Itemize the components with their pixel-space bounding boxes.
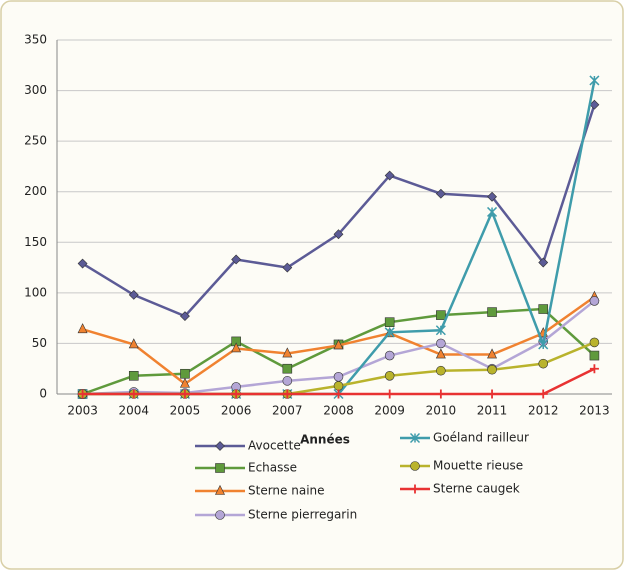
data-point <box>436 365 446 376</box>
legend-label: Avocette <box>248 439 301 453</box>
x-tick-label: 2012 <box>528 404 559 418</box>
legend-label: Goéland railleur <box>433 431 529 445</box>
data-point <box>384 350 395 361</box>
data-point <box>589 337 600 348</box>
data-point <box>333 229 344 240</box>
data-point <box>538 389 548 399</box>
x-tick-label: 2004 <box>118 404 149 418</box>
y-tick-label: 50 <box>32 336 47 350</box>
legend-marker <box>215 484 225 495</box>
data-point <box>538 304 549 314</box>
legend-label: Echasse <box>248 461 297 475</box>
legend-marker <box>215 463 225 473</box>
data-point <box>180 389 190 399</box>
data-point <box>334 389 343 399</box>
data-point <box>487 191 497 202</box>
data-point <box>589 296 600 306</box>
data-point <box>78 389 88 399</box>
data-point <box>589 364 599 374</box>
y-tick-label: 150 <box>24 235 47 249</box>
data-point <box>128 338 139 349</box>
x-tick-label: 2006 <box>221 404 252 418</box>
legend-label: Mouette rieuse <box>433 459 523 473</box>
y-tick-label: 0 <box>39 387 47 401</box>
x-tick-label: 2011 <box>477 404 508 418</box>
data-point <box>487 364 497 375</box>
data-point <box>538 358 549 369</box>
legend-marker <box>409 432 421 444</box>
data-point <box>589 75 600 86</box>
y-tick-label: 250 <box>24 134 47 148</box>
legend-label: Sterne naine <box>248 484 325 498</box>
data-point <box>180 311 190 322</box>
data-point <box>435 348 446 359</box>
data-point <box>129 389 139 399</box>
data-point <box>384 370 395 381</box>
data-point <box>128 289 139 300</box>
data-point <box>231 254 242 265</box>
data-point <box>384 327 395 338</box>
data-point <box>128 370 139 381</box>
x-tick-label: 2008 <box>323 404 354 418</box>
data-point <box>231 389 241 399</box>
data-point <box>538 257 549 268</box>
data-point <box>77 258 88 269</box>
legend-label: Sterne caugek <box>433 482 520 496</box>
legend-marker <box>410 484 420 494</box>
x-tick-label: 2013 <box>579 404 610 418</box>
y-tick-label: 350 <box>24 33 47 47</box>
data-point <box>436 389 446 399</box>
data-point <box>77 323 88 334</box>
data-point <box>333 372 344 382</box>
data-point <box>487 307 497 317</box>
data-point <box>487 206 498 217</box>
x-tick-label: 2005 <box>170 404 201 418</box>
data-point <box>333 339 344 350</box>
data-point <box>487 389 497 399</box>
data-point <box>180 368 190 379</box>
data-point <box>282 376 293 386</box>
data-point <box>435 188 446 199</box>
legend-marker <box>410 461 420 471</box>
y-tick-label: 100 <box>24 285 47 299</box>
data-point <box>282 389 292 399</box>
x-axis-label: Années <box>300 433 350 447</box>
data-point <box>589 350 600 361</box>
data-point <box>487 348 498 359</box>
legend-marker <box>215 510 225 520</box>
data-point <box>589 99 600 110</box>
data-point <box>384 317 395 327</box>
y-tick-label: 200 <box>24 184 47 198</box>
legend-marker <box>215 441 225 451</box>
data-point <box>282 363 293 374</box>
data-point <box>282 347 293 358</box>
x-tick-label: 2003 <box>67 404 98 418</box>
x-tick-label: 2007 <box>272 404 303 418</box>
data-point <box>282 262 293 273</box>
data-point <box>436 338 446 349</box>
x-tick-label: 2009 <box>374 404 405 418</box>
x-tick-label: 2010 <box>426 404 457 418</box>
y-tick-label: 300 <box>24 83 47 97</box>
legend-label: Sterne pierregarin <box>248 508 357 522</box>
data-point <box>436 310 446 320</box>
data-point <box>333 381 344 391</box>
data-point <box>538 339 549 350</box>
data-point <box>231 342 242 353</box>
data-point <box>385 389 395 399</box>
data-point <box>384 170 395 181</box>
data-point <box>179 377 190 388</box>
data-point <box>435 325 446 336</box>
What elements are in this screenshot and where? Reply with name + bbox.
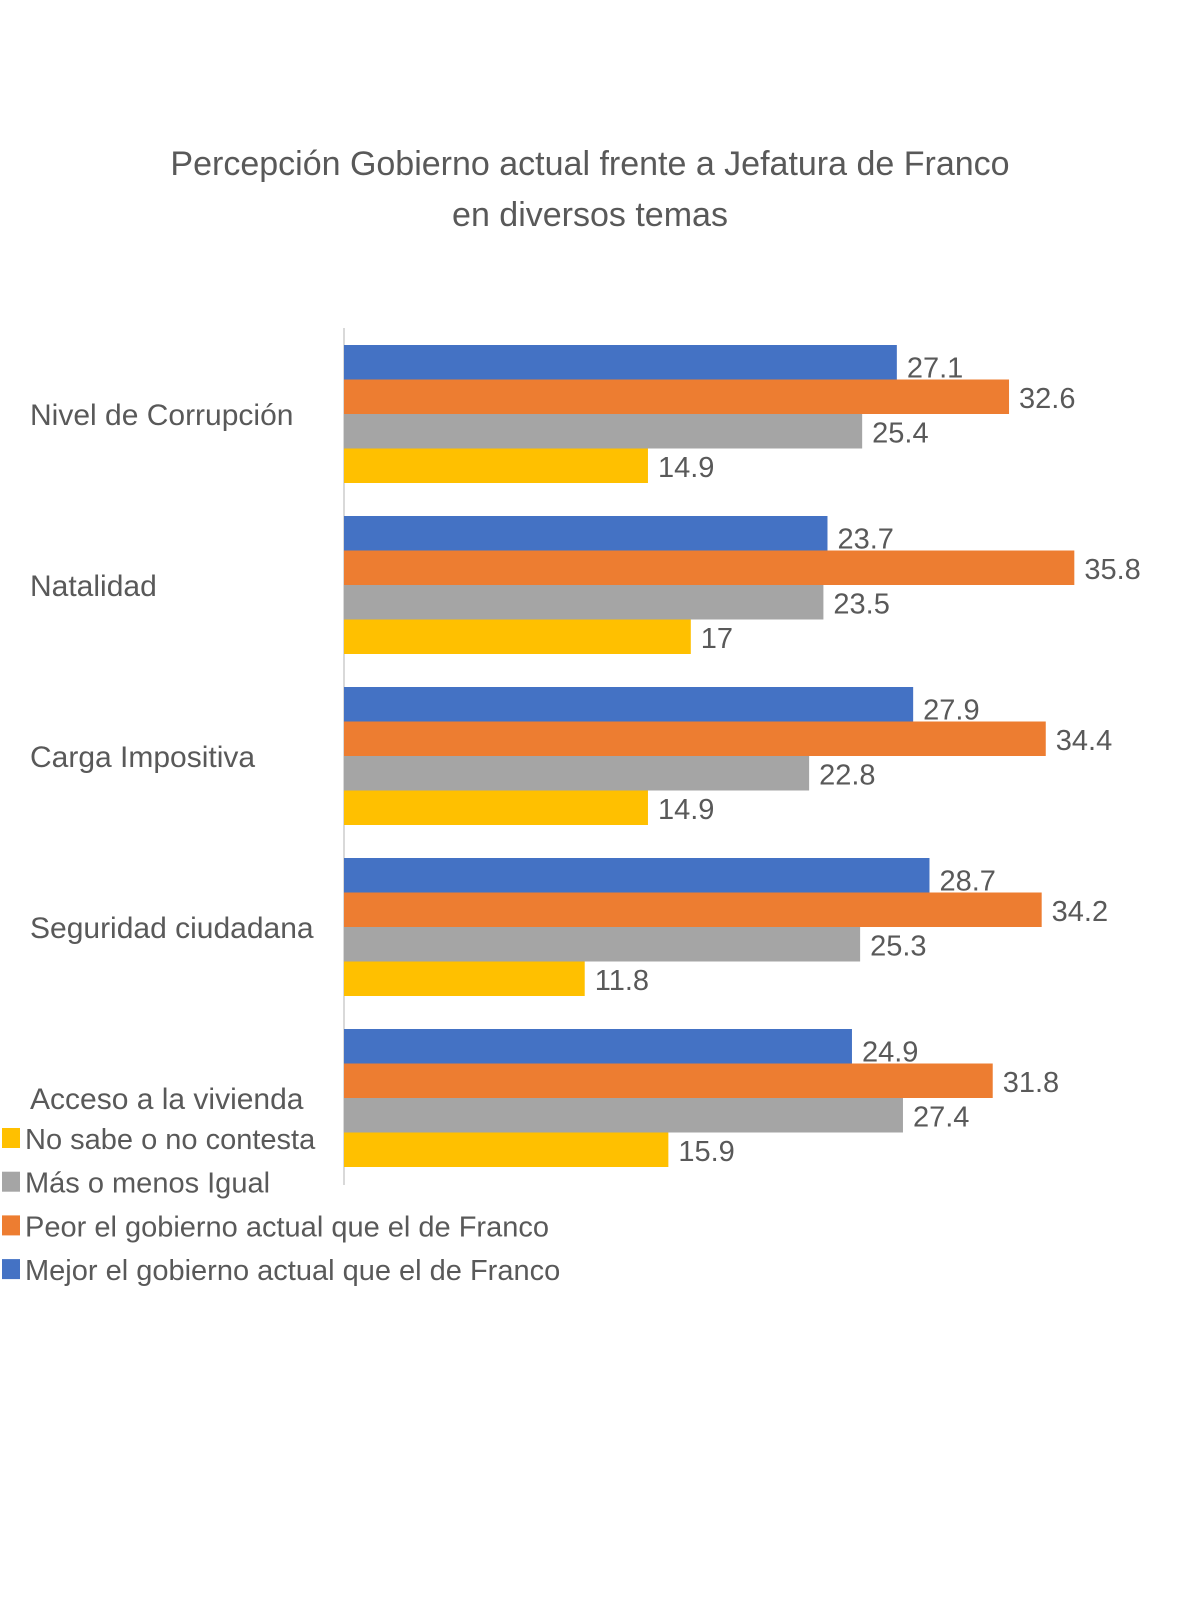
bar (344, 892, 1042, 927)
data-label: 32.6 (1019, 383, 1075, 415)
legend-swatch (2, 1215, 20, 1236)
data-label: 34.4 (1056, 725, 1112, 757)
data-label: 28.7 (939, 865, 995, 897)
bar (344, 345, 897, 380)
legend-label: No sabe o no contesta (25, 1124, 316, 1156)
category-label: Seguridad ciudadana (30, 912, 314, 945)
data-label: 27.9 (923, 694, 979, 726)
data-label: 11.8 (595, 965, 649, 997)
data-label: 22.8 (819, 759, 875, 791)
legend-label: Mejor el gobierno actual que el de Franc… (25, 1255, 560, 1287)
legend-swatch (2, 1128, 20, 1148)
data-label: 25.4 (872, 417, 928, 449)
bar (344, 927, 861, 962)
bar (344, 448, 648, 483)
data-label: 31.8 (1003, 1067, 1059, 1099)
data-label: 34.2 (1052, 896, 1108, 928)
bar (344, 1132, 669, 1167)
bar (344, 790, 648, 825)
data-label: 35.8 (1084, 554, 1140, 586)
bar (344, 585, 824, 620)
data-label: 24.9 (862, 1036, 918, 1068)
bar (344, 516, 828, 551)
chart-title-line-1: Percepción Gobierno actual frente a Jefa… (170, 145, 1009, 183)
bar (344, 858, 930, 893)
bar (344, 1098, 903, 1133)
data-label: 17 (701, 623, 733, 655)
bar (344, 687, 914, 722)
bar (344, 619, 691, 654)
bar (344, 1063, 993, 1098)
data-label: 25.3 (870, 930, 926, 962)
bar (344, 379, 1010, 414)
legend-label: Peor el gobierno actual que el de Franco (25, 1211, 549, 1243)
data-label: 15.9 (678, 1136, 734, 1168)
data-label: 27.1 (907, 352, 963, 384)
legend-label: Más o menos Igual (25, 1168, 270, 1200)
category-label: Natalidad (30, 570, 157, 603)
bar (344, 1029, 852, 1064)
bar (344, 721, 1046, 756)
data-label: 23.5 (833, 588, 889, 620)
bar (344, 961, 585, 996)
bar (344, 550, 1075, 585)
legend-swatch (2, 1171, 20, 1192)
category-label: Nivel de Corrupción (30, 399, 293, 432)
data-label: 27.4 (913, 1101, 969, 1133)
bar (344, 756, 810, 791)
bar (344, 414, 863, 449)
data-label: 23.7 (837, 523, 893, 555)
data-label: 14.9 (658, 794, 714, 826)
category-label: Acceso a la vivienda (30, 1083, 304, 1116)
category-label: Carga Impositiva (30, 741, 255, 774)
legend-swatch (2, 1259, 20, 1280)
data-label: 14.9 (658, 452, 714, 484)
chart-title-line-2: en diversos temas (452, 196, 728, 234)
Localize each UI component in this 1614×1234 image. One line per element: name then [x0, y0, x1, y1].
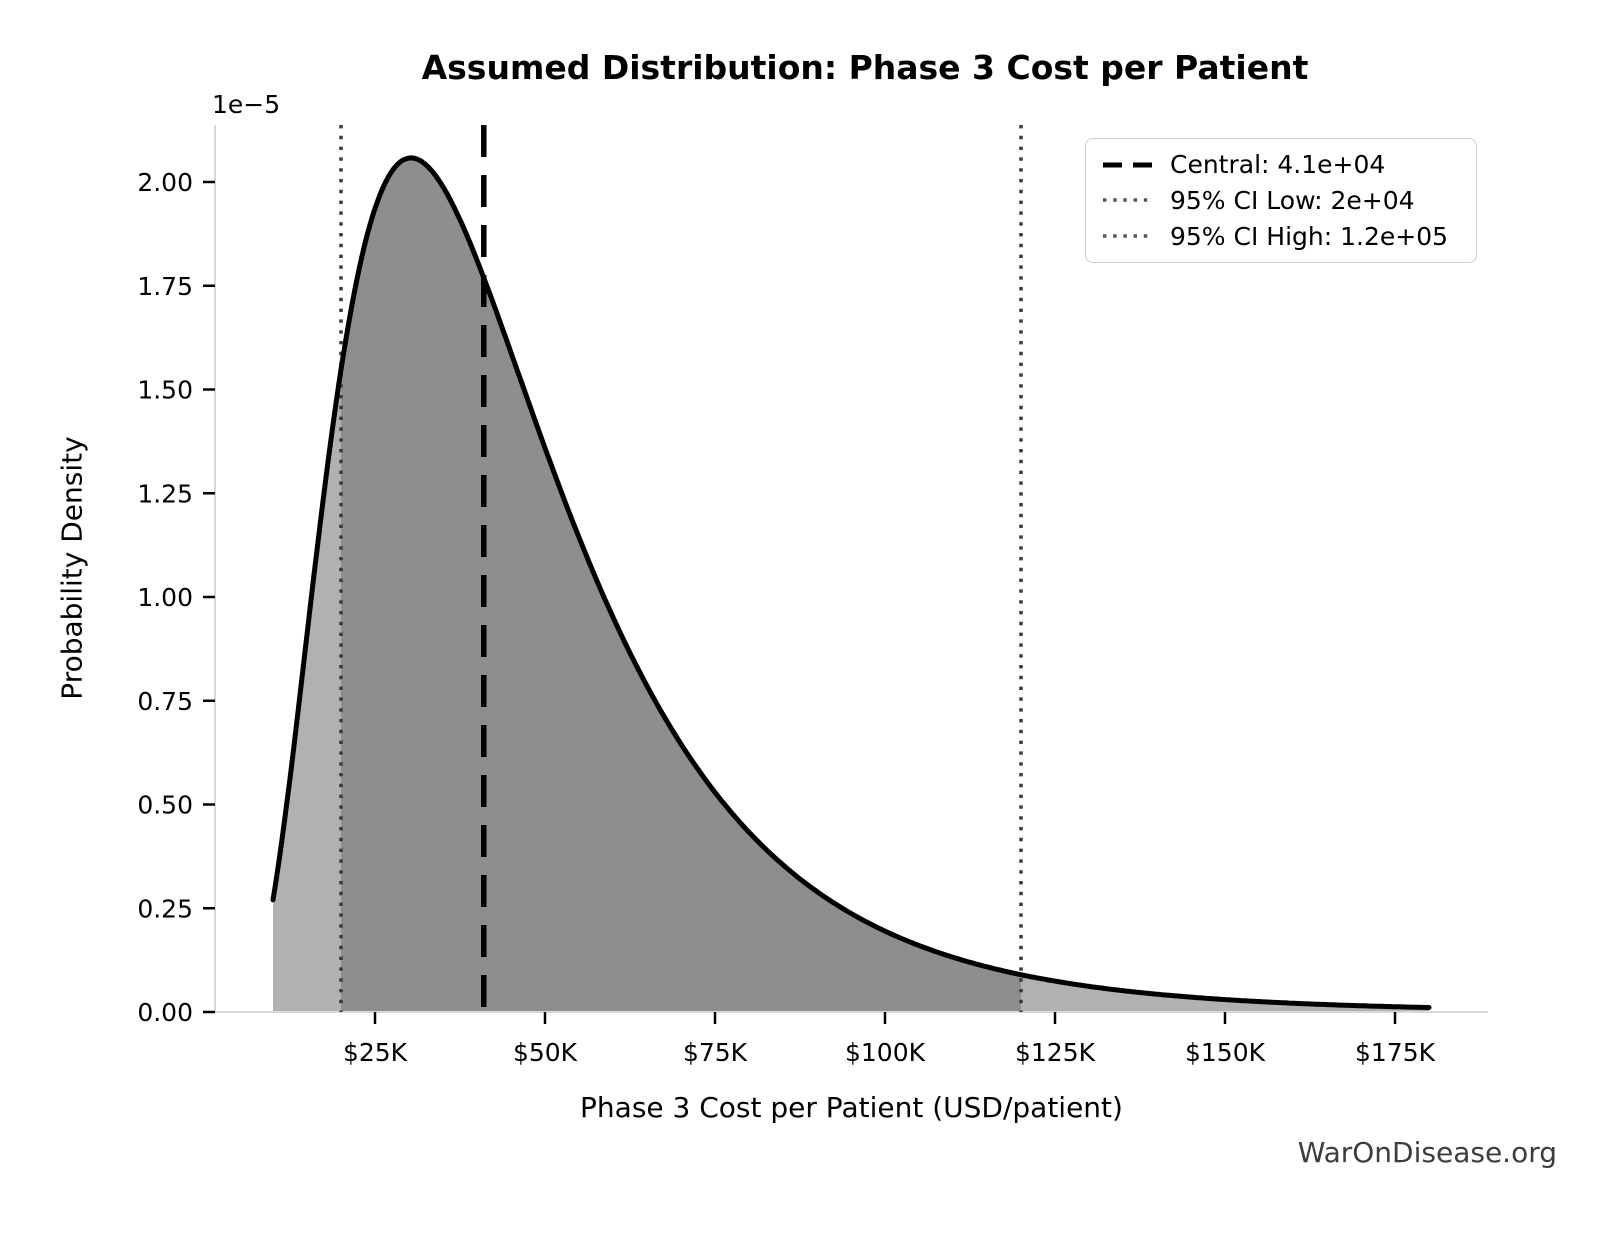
- y-tick-label: 0.00: [137, 998, 193, 1027]
- legend-entry-central: Central: 4.1e+04: [1102, 150, 1460, 179]
- y-tick-label: 2.00: [137, 168, 193, 197]
- y-tick-label: 1.25: [137, 479, 193, 508]
- legend-label-ci-low: 95% CI Low: 2e+04: [1170, 185, 1415, 215]
- x-tick-label: $75K: [683, 1038, 748, 1067]
- legend-label-ci-high: 95% CI High: 1.2e+05: [1170, 221, 1449, 251]
- chart-title: Assumed Distribution: Phase 3 Cost per P…: [421, 48, 1309, 87]
- legend-label-central: Central: 4.1e+04: [1170, 150, 1386, 180]
- y-tick-label: 0.50: [137, 791, 193, 820]
- dotted-line-icon: [1103, 234, 1153, 238]
- x-tick-label: $100K: [845, 1038, 926, 1067]
- y-axis-label: Probability Density: [55, 436, 89, 700]
- y-axis-scale-offset: 1e−5: [212, 90, 281, 119]
- x-axis-label: Phase 3 Cost per Patient (USD/patient): [580, 1091, 1123, 1124]
- legend-entry-ci-low: 95% CI Low: 2e+04: [1102, 186, 1460, 215]
- y-tick-label: 1.50: [137, 376, 193, 405]
- density-curve: [270, 155, 1432, 1010]
- x-tick-label: $175K: [1355, 1038, 1436, 1067]
- y-tick-label: 0.25: [137, 894, 193, 923]
- legend-entry-ci-high: 95% CI High: 1.2e+05: [1102, 222, 1460, 251]
- x-tick-label: $150K: [1185, 1038, 1266, 1067]
- dashed-line-icon: [1103, 162, 1153, 168]
- y-tick-label: 0.75: [137, 687, 193, 716]
- x-tick-label: $25K: [343, 1038, 408, 1067]
- legend: Central: 4.1e+04 95% CI Low: 2e+04 95% C…: [1085, 138, 1477, 263]
- x-tick-label: $50K: [513, 1038, 578, 1067]
- y-tick-label: 1.75: [137, 272, 193, 301]
- density-area-ci-band: [341, 157, 1021, 1012]
- watermark: WarOnDisease.org: [1297, 1136, 1557, 1169]
- y-tick-label: 1.00: [137, 583, 193, 612]
- dotted-line-icon: [1103, 198, 1153, 203]
- x-tick-label: $125K: [1015, 1038, 1096, 1067]
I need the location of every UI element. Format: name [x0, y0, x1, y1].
▬▬▬▬▬▬▬▬▬▬
What the exercise asks> Write out the rows above as a numbered list, from the one containing "bar (344, 892, 1042, 927)" through the one containing "legend-label: No sabe", both ends included and blank lines omitted.

Final result>
1. bar (344, 892, 1042, 927)
2. data-label: 32.6 (1019, 383, 1075, 415)
3. legend-swatch (2, 1215, 20, 1236)
4. data-label: 34.4 (1056, 725, 1112, 757)
5. data-label: 28.7 (939, 865, 995, 897)
6. bar (344, 345, 897, 380)
7. legend-label: No sabe o no contesta (25, 1124, 316, 1156)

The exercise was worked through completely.